start

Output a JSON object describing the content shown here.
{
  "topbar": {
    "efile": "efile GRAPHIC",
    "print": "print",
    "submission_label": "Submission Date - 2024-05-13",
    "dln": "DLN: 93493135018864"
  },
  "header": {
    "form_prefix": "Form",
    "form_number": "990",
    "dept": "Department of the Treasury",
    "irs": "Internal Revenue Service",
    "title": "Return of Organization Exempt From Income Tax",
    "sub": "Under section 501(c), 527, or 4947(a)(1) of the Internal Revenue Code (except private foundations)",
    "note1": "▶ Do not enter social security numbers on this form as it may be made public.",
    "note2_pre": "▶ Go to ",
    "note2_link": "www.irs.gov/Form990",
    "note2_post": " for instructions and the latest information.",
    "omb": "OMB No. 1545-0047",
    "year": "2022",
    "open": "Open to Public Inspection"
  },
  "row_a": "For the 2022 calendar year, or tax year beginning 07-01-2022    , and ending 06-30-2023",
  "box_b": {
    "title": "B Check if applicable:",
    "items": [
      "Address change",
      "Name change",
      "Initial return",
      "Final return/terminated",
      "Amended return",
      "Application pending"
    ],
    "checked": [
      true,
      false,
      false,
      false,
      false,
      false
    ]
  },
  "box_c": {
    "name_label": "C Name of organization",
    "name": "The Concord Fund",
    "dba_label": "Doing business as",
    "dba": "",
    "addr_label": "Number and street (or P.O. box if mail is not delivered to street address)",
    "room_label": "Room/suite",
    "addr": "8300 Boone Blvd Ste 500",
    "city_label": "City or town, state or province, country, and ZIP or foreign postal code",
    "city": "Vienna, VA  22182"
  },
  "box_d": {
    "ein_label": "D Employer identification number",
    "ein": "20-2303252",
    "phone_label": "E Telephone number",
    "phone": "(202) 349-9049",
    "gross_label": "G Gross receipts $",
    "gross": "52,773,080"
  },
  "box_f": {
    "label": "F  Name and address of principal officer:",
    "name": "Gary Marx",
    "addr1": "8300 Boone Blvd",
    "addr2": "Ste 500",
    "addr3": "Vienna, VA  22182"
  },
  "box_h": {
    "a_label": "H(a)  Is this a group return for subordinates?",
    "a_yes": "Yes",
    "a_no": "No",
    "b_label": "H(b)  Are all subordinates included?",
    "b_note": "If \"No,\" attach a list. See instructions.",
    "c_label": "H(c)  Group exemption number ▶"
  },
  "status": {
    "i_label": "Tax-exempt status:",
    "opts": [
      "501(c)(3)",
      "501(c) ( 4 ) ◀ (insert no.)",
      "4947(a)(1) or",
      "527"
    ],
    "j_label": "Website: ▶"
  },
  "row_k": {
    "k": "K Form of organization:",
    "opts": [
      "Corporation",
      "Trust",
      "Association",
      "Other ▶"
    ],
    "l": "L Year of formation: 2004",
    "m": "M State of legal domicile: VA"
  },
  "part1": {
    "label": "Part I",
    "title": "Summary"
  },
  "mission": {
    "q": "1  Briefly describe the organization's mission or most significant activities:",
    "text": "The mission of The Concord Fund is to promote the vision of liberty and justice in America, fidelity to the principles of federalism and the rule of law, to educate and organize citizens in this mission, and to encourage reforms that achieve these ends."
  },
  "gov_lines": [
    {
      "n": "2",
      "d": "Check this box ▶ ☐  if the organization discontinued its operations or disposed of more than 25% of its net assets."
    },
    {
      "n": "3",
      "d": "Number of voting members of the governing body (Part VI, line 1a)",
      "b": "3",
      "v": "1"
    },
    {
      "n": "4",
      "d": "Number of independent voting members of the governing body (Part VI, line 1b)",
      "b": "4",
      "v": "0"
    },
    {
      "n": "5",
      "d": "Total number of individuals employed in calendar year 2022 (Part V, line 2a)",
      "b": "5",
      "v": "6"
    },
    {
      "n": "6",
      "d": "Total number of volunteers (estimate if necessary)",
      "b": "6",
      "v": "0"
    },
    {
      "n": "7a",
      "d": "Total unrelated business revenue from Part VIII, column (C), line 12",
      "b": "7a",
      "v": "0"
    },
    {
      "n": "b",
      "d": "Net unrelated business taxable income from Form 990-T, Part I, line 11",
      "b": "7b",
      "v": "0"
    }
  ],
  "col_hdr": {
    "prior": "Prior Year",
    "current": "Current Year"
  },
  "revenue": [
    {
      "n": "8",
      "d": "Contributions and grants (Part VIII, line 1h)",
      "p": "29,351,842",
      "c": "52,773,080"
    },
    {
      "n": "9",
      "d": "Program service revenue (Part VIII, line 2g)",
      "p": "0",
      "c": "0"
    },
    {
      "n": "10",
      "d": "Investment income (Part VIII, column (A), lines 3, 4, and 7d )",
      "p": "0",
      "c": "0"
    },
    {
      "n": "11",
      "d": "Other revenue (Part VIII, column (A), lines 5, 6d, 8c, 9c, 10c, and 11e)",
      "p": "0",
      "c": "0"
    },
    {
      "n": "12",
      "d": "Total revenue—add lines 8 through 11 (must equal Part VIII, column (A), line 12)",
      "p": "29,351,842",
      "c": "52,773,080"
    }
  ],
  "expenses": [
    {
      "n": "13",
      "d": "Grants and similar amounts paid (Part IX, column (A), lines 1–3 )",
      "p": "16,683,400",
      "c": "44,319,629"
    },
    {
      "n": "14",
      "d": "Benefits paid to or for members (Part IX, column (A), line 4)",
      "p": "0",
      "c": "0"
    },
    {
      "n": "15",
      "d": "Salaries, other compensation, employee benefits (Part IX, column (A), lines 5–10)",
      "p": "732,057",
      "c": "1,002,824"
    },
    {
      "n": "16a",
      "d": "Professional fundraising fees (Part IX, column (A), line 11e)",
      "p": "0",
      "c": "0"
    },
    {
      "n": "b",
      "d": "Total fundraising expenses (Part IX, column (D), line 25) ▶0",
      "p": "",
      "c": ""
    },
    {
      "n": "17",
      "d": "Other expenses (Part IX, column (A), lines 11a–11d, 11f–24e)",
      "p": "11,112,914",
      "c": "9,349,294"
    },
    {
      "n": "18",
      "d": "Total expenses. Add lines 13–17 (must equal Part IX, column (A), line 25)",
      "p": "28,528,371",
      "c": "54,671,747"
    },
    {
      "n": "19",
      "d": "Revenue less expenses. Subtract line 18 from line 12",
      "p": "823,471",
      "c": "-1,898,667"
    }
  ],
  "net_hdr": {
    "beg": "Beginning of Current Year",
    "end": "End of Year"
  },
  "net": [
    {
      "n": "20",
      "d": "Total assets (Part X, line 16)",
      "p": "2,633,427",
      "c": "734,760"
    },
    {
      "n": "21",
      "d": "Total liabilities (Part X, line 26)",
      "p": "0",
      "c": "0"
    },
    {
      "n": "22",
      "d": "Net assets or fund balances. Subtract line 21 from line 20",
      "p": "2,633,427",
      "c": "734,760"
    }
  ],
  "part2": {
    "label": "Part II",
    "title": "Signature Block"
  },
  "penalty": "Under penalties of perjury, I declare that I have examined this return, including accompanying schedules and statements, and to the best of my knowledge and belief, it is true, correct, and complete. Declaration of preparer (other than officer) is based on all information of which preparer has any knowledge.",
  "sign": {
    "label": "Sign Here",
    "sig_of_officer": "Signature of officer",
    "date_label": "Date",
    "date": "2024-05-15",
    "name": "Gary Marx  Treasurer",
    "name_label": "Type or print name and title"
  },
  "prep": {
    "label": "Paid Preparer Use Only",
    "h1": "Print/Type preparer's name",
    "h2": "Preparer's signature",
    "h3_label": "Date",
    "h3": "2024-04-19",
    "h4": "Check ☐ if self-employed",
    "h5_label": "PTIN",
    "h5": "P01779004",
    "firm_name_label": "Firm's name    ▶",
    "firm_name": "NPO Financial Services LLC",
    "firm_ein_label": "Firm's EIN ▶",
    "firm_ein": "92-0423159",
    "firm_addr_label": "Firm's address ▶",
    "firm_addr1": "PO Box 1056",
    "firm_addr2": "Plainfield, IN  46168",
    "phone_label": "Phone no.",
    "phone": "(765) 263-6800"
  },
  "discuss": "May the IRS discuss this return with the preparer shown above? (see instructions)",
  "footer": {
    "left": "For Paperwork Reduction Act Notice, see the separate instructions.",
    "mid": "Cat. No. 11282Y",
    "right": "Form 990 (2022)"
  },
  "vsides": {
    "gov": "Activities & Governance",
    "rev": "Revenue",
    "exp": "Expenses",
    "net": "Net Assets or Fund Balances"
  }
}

end

▸ Direction
Review the material and copy each line in which the word "title" appears.

▸ Complete response
    "title": "Return of Organization Exempt From Income Tax",
    "title": "B Check if applicable:",
    "title": "Summary"
    "title": "Signature Block"
    "name_label": "Type or print name and title"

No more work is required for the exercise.